REQUIREMENT: Give again, unaltered, the line with "Convert this chart" and all lines that follow it in the listing below, minus any pictures.
>> Begin MATERIAL SHOWN
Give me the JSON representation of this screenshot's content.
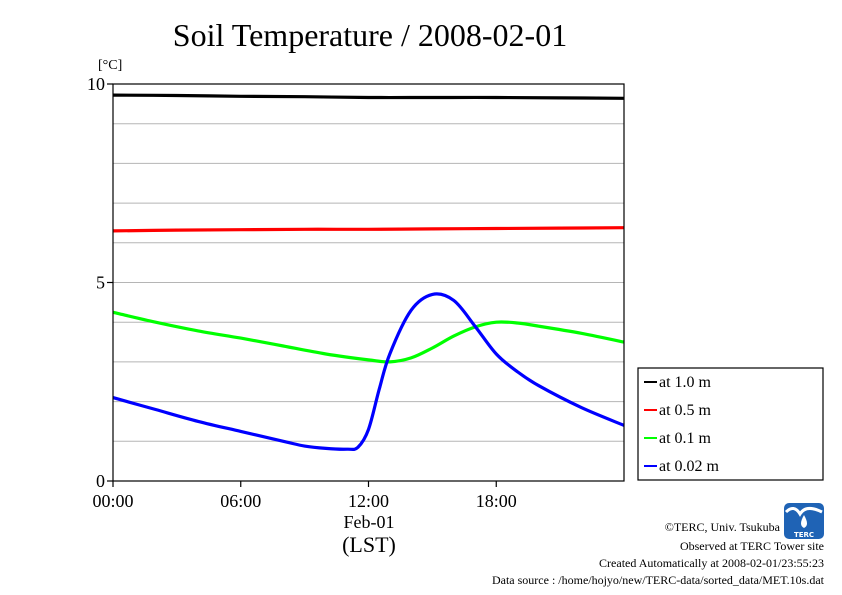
{
  "chart_data": {
    "type": "line",
    "title": "Soil Temperature / 2008-02-01",
    "yunit": "[°C]",
    "ylim": [
      0,
      10
    ],
    "xlim": [
      0,
      24
    ],
    "yticks": [
      {
        "value": 0,
        "label": "0"
      },
      {
        "value": 5,
        "label": "5"
      },
      {
        "value": 10,
        "label": "10"
      }
    ],
    "ygrid": [
      1,
      2,
      3,
      4,
      5,
      6,
      7,
      8,
      9
    ],
    "xticks": [
      {
        "value": 0,
        "label": "00:00"
      },
      {
        "value": 6,
        "label": "06:00"
      },
      {
        "value": 12,
        "label": "12:00"
      },
      {
        "value": 18,
        "label": "18:00"
      }
    ],
    "xsublabel": "Feb-01",
    "xlabel": "(LST)",
    "legend_position": "right",
    "series": [
      {
        "name": "at 1.0 m",
        "color": "#000000",
        "x": [
          0,
          3,
          6,
          9,
          12,
          15,
          18,
          21,
          24
        ],
        "y": [
          9.72,
          9.71,
          9.69,
          9.68,
          9.66,
          9.66,
          9.66,
          9.65,
          9.64
        ]
      },
      {
        "name": "at 0.5 m",
        "color": "#ff0000",
        "x": [
          0,
          3,
          6,
          9,
          12,
          15,
          18,
          21,
          24
        ],
        "y": [
          6.3,
          6.32,
          6.33,
          6.34,
          6.34,
          6.35,
          6.36,
          6.37,
          6.38
        ]
      },
      {
        "name": "at 0.1 m",
        "color": "#00ff00",
        "x": [
          0,
          2,
          4,
          6,
          8,
          10,
          12,
          13,
          14,
          15,
          16,
          17,
          18,
          19,
          20,
          22,
          24
        ],
        "y": [
          4.25,
          4.0,
          3.78,
          3.6,
          3.4,
          3.2,
          3.05,
          3.0,
          3.1,
          3.35,
          3.65,
          3.88,
          4.0,
          3.98,
          3.9,
          3.72,
          3.5
        ]
      },
      {
        "name": "at 0.02 m",
        "color": "#0000ff",
        "x": [
          0,
          2,
          4,
          6,
          8,
          9,
          10,
          11,
          11.5,
          12,
          12.5,
          13,
          14,
          15,
          16,
          17,
          18,
          19,
          20,
          22,
          24
        ],
        "y": [
          2.1,
          1.8,
          1.5,
          1.25,
          1.0,
          0.88,
          0.82,
          0.8,
          0.85,
          1.3,
          2.3,
          3.2,
          4.3,
          4.7,
          4.55,
          3.9,
          3.2,
          2.75,
          2.4,
          1.85,
          1.4
        ]
      }
    ]
  },
  "credits": {
    "line1": "©TERC, Univ. Tsukuba",
    "line2": "Observed at TERC Tower site",
    "line3": "Created Automatically at 2008-02-01/23:55:23",
    "line4": "Data source : /home/hojyo/new/TERC-data/sorted_data/MET.10s.dat",
    "logo_text": "TERC"
  }
}
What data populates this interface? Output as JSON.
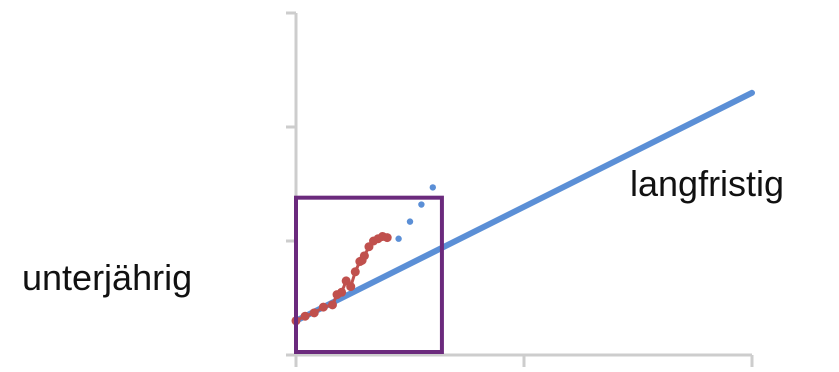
{
  "chart_data": {
    "type": "line",
    "title": "",
    "xlabel": "",
    "ylabel": "",
    "grid": false,
    "legend": "none",
    "xlim": [
      0,
      2
    ],
    "ylim": [
      0,
      3
    ],
    "x_ticks": [
      0,
      1,
      2
    ],
    "y_ticks": [
      0,
      1,
      2,
      3
    ],
    "series": [
      {
        "style": "solid",
        "color": "#5b8fd6",
        "x": [
          0,
          2
        ],
        "y": [
          0.3,
          2.3
        ]
      },
      {
        "style": "dotted",
        "color": "#5b8fd6",
        "x": [
          0.45,
          0.5,
          0.55,
          0.6
        ],
        "y": [
          1.02,
          1.17,
          1.32,
          1.47
        ]
      },
      {
        "style": "marker",
        "color": "#c0504d",
        "x": [
          0.0,
          0.04,
          0.08,
          0.12,
          0.16,
          0.18,
          0.2,
          0.22,
          0.24,
          0.26,
          0.28,
          0.29,
          0.3,
          0.32,
          0.34,
          0.36,
          0.38,
          0.4
        ],
        "y": [
          0.3,
          0.34,
          0.37,
          0.42,
          0.44,
          0.53,
          0.55,
          0.65,
          0.6,
          0.73,
          0.82,
          0.83,
          0.87,
          0.95,
          1.0,
          1.02,
          1.04,
          1.03
        ]
      }
    ],
    "annotations": [
      {
        "text": "langfristig"
      },
      {
        "text": "unterjährig"
      }
    ],
    "highlight_box": {
      "color": "#6b2a7d",
      "x_range": [
        0,
        0.64
      ],
      "y_range": [
        0,
        1.38
      ]
    }
  }
}
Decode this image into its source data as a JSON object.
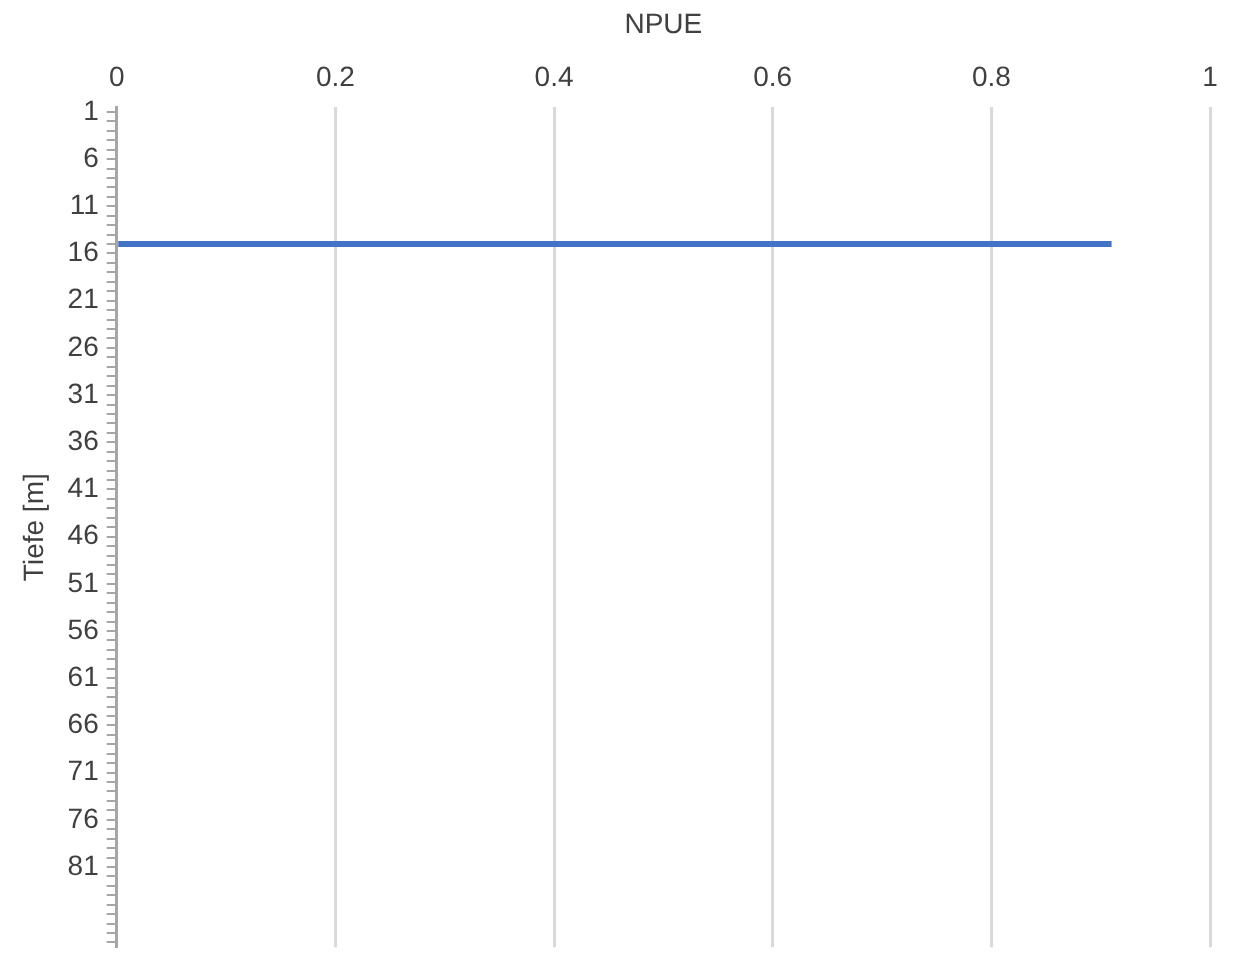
{
  "chart_data": {
    "type": "bar",
    "orientation": "horizontal",
    "xlabel": "NPUE",
    "ylabel": "Tiefe [m]",
    "categories": [
      "1",
      null,
      null,
      null,
      null,
      "6",
      null,
      null,
      null,
      null,
      "11",
      null,
      null,
      null,
      null,
      "16",
      null,
      null,
      null,
      null,
      "21",
      null,
      null,
      null,
      null,
      "26",
      null,
      null,
      null,
      null,
      "31",
      null,
      null,
      null,
      null,
      "36",
      null,
      null,
      null,
      null,
      "41",
      null,
      null,
      null,
      null,
      "46",
      null,
      null,
      null,
      null,
      "51",
      null,
      null,
      null,
      null,
      "56",
      null,
      null,
      null,
      null,
      "61",
      null,
      null,
      null,
      null,
      "66",
      null,
      null,
      null,
      null,
      "71",
      null,
      null,
      null,
      null,
      "76",
      null,
      null,
      null,
      null,
      "81",
      null,
      null,
      null,
      null,
      null,
      null,
      null,
      null
    ],
    "values": [
      null,
      null,
      null,
      null,
      null,
      null,
      null,
      null,
      null,
      null,
      null,
      null,
      null,
      null,
      0.91,
      null,
      null,
      null,
      null,
      null,
      null,
      null,
      null,
      null,
      null,
      null,
      null,
      null,
      null,
      null,
      null,
      null,
      null,
      null,
      null,
      null,
      null,
      null,
      null,
      null,
      null,
      null,
      null,
      null,
      null,
      null,
      null,
      null,
      null,
      null,
      null,
      null,
      null,
      null,
      null,
      null,
      null,
      null,
      null,
      null,
      null,
      null,
      null,
      null,
      null,
      null,
      null,
      null,
      null,
      null,
      null,
      null,
      null,
      null,
      null,
      null,
      null,
      null,
      null,
      null,
      null,
      null,
      null,
      null,
      null,
      null,
      null,
      null,
      null
    ],
    "color": "#4472c4",
    "xlim": [
      0,
      1
    ],
    "xticks": [
      0,
      0.2,
      0.4,
      0.6,
      0.8,
      1
    ],
    "grid": "x",
    "legend": false
  }
}
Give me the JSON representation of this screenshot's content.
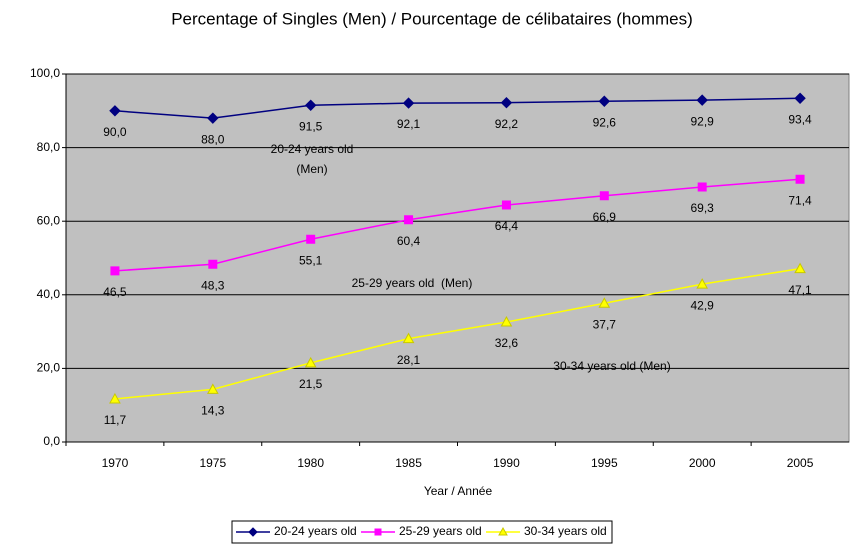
{
  "chart_data": {
    "type": "line",
    "title": "Percentage of Singles (Men) / Pourcentage de célibataires (hommes)",
    "x_label": "Year / Année",
    "categories": [
      "1970",
      "1975",
      "1980",
      "1985",
      "1990",
      "1995",
      "2000",
      "2005"
    ],
    "series": [
      {
        "name": "20-24 years old",
        "color": "#000080",
        "marker": "diamond",
        "values": [
          90.0,
          88.0,
          91.5,
          92.1,
          92.2,
          92.6,
          92.9,
          93.4
        ],
        "value_labels": [
          "90,0",
          "88,0",
          "91,5",
          "92,1",
          "92,2",
          "92,6",
          "92,9",
          "93,4"
        ]
      },
      {
        "name": "25-29 years old",
        "color": "#ff00ff",
        "marker": "square",
        "values": [
          46.5,
          48.3,
          55.1,
          60.4,
          64.4,
          66.9,
          69.3,
          71.4
        ],
        "value_labels": [
          "46,5",
          "48,3",
          "55,1",
          "60,4",
          "64,4",
          "66,9",
          "69,3",
          "71,4"
        ]
      },
      {
        "name": "30-34 years old",
        "color": "#ffff00",
        "marker": "triangle",
        "values": [
          11.7,
          14.3,
          21.5,
          28.1,
          32.6,
          37.7,
          42.9,
          47.1
        ],
        "value_labels": [
          "11,7",
          "14,3",
          "21,5",
          "28,1",
          "32,6",
          "37,7",
          "42,9",
          "47,1"
        ]
      }
    ],
    "annotations": [
      "20-24 years old",
      "(Men)",
      "25-29 years old  (Men)",
      "30-34 years old (Men)"
    ],
    "ylim": [
      0,
      100
    ],
    "yticks": [
      {
        "value": 0,
        "label": "0,0"
      },
      {
        "value": 20,
        "label": "20,0"
      },
      {
        "value": 40,
        "label": "40,0"
      },
      {
        "value": 60,
        "label": "60,0"
      },
      {
        "value": 80,
        "label": "80,0"
      },
      {
        "value": 100,
        "label": "100,0"
      }
    ],
    "grid": true,
    "legend": "bottom",
    "plot_background": "#c0c0c0"
  }
}
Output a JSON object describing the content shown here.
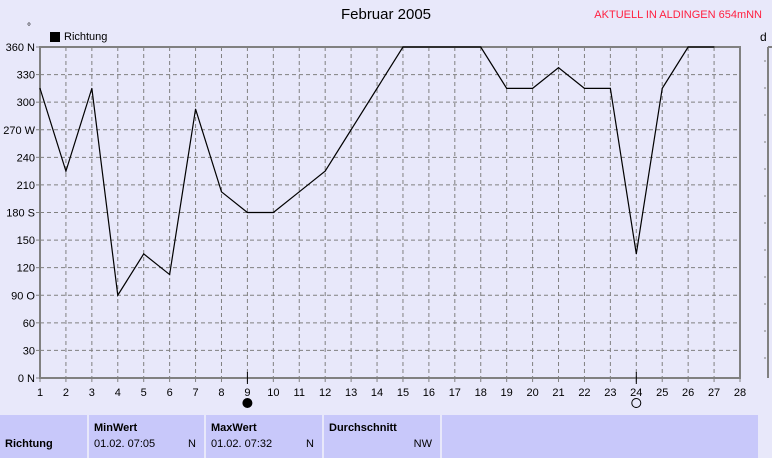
{
  "chart_data": {
    "type": "line",
    "title": "Februar 2005",
    "station": "AKTUELL IN ALDINGEN 654mNN",
    "unit": "°",
    "right_axis_label": "d",
    "legend": [
      {
        "name": "Richtung",
        "color": "#000000"
      }
    ],
    "x": [
      1,
      2,
      3,
      4,
      5,
      6,
      7,
      8,
      9,
      10,
      11,
      12,
      13,
      14,
      15,
      16,
      17,
      18,
      19,
      20,
      21,
      22,
      23,
      24,
      25,
      26,
      27
    ],
    "series": [
      {
        "name": "Richtung",
        "values": [
          315,
          225,
          315,
          90,
          135,
          112.5,
          292.5,
          202.5,
          180,
          180,
          202.5,
          225,
          270,
          315,
          360,
          360,
          360,
          360,
          315,
          315,
          337.5,
          315,
          315,
          135,
          315,
          360,
          360
        ]
      }
    ],
    "xlim": [
      1,
      28
    ],
    "ylim": [
      0,
      360
    ],
    "yticks": [
      "0  N",
      "30",
      "60",
      "90  O",
      "120",
      "150",
      "180 S",
      "210",
      "240",
      "270 W",
      "300",
      "330",
      "360 N"
    ],
    "xticks": [
      "1",
      "2",
      "3",
      "4",
      "5",
      "6",
      "7",
      "8",
      "9",
      "10",
      "11",
      "12",
      "13",
      "14",
      "15",
      "16",
      "17",
      "18",
      "19",
      "20",
      "21",
      "22",
      "23",
      "24",
      "25",
      "26",
      "27",
      "28"
    ],
    "grid": true,
    "moon_phases": [
      {
        "day": 9,
        "phase": "new-moon"
      },
      {
        "day": 24,
        "phase": "full-moon"
      }
    ]
  },
  "table": {
    "row_label": "Richtung",
    "min": {
      "header": "MinWert",
      "time": "01.02.  07:05",
      "value": "N"
    },
    "max": {
      "header": "MaxWert",
      "time": "01.02.  07:32",
      "value": "N"
    },
    "avg": {
      "header": "Durchschnitt",
      "value": "NW"
    }
  }
}
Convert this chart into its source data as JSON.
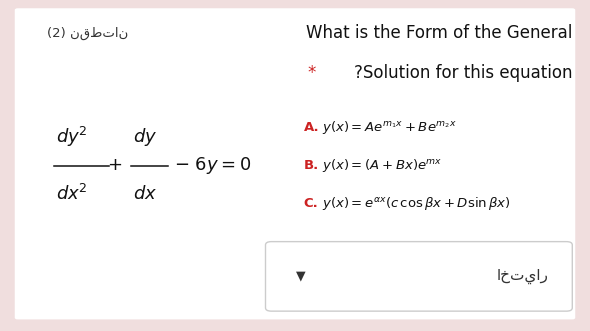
{
  "bg_color": "#f0dede",
  "panel_color": "#ffffff",
  "title_line1": "What is the Form of the General",
  "title_line2": "* ?Solution for this equation",
  "header_left": "(2) نقطتان",
  "label_color": "#cc2222",
  "text_color": "#333333",
  "eq_color": "#111111",
  "title_color": "#111111",
  "dropdown_text": "اختيار",
  "star_color": "#cc2222",
  "figw": 5.9,
  "figh": 3.31,
  "dpi": 100
}
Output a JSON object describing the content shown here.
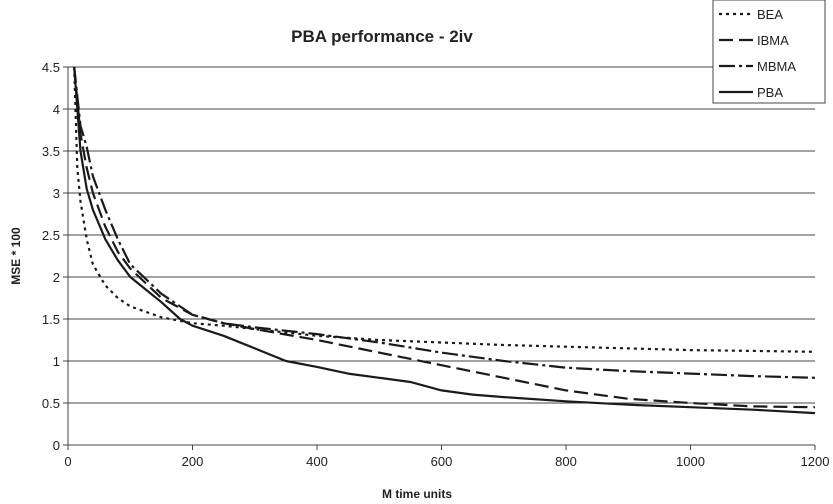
>> End MATERIAL SHOWN
CORRECT OUTPUT:
Convert this chart into its source data as JSON.
{
  "bg_color": "#f0dede",
  "panel_color": "#ffffff",
  "title_line1": "What is the Form of the General",
  "title_line2": "* ?Solution for this equation",
  "header_left": "(2) نقطتان",
  "label_color": "#cc2222",
  "text_color": "#333333",
  "eq_color": "#111111",
  "title_color": "#111111",
  "dropdown_text": "اختيار",
  "star_color": "#cc2222",
  "figw": 5.9,
  "figh": 3.31,
  "dpi": 100
}
Output a JSON object describing the content shown here.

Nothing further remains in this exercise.